● SOURCE INFORMATION
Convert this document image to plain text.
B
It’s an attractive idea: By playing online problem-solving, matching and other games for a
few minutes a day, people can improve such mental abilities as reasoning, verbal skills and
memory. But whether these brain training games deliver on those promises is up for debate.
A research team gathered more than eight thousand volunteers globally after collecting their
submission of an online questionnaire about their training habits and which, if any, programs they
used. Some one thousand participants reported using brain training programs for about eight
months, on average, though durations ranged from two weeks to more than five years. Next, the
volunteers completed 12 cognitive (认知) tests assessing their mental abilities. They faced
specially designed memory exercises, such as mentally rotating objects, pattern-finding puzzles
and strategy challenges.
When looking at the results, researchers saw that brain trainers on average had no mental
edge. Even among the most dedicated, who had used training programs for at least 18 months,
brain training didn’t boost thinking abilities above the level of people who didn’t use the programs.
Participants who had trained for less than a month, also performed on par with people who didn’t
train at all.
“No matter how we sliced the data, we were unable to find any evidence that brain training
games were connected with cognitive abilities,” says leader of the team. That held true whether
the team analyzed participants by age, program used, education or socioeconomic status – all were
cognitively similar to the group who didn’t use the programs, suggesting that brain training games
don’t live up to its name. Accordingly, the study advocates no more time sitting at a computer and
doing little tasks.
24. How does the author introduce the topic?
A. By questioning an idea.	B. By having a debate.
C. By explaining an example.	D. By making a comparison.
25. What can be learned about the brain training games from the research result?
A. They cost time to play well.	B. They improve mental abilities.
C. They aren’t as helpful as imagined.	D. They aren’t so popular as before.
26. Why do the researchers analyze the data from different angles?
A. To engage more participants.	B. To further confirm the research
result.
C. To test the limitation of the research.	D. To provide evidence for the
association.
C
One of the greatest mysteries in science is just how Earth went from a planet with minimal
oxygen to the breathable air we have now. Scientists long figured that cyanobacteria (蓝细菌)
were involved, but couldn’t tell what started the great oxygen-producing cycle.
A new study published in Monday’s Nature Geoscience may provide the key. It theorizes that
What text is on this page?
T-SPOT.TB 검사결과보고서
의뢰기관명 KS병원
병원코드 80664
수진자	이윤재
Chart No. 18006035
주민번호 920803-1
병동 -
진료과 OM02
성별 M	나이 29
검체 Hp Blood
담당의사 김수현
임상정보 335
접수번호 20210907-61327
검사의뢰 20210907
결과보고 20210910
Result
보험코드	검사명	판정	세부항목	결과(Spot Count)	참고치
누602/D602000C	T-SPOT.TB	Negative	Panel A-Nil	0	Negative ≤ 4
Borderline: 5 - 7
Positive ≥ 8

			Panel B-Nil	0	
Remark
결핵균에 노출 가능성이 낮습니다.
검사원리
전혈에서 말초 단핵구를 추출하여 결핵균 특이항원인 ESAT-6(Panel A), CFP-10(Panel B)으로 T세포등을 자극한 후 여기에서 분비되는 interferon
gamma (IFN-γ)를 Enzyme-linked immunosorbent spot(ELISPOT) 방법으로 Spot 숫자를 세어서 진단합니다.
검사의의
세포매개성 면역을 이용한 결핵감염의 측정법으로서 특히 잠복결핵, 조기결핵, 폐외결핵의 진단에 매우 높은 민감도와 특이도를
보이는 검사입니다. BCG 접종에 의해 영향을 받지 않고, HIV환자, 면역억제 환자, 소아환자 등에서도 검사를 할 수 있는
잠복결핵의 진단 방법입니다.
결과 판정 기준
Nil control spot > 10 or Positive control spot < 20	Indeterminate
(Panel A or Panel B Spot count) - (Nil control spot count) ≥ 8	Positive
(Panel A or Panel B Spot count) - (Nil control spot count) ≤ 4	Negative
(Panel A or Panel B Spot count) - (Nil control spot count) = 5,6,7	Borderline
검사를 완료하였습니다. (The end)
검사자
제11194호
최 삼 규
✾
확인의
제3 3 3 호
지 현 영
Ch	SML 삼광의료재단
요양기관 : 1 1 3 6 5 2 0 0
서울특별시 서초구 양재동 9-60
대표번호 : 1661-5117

● EXERCISE DETAILS
Gather each line from the entries above that includes the word "Positive".

● RESPONSE TO THE TASK
Positive ≥ 8
Nil control spot > 10 or Positive control spot < 20	Indeterminate
(Panel A or Panel B Spot count) - (Nil control spot count) ≥ 8	Positive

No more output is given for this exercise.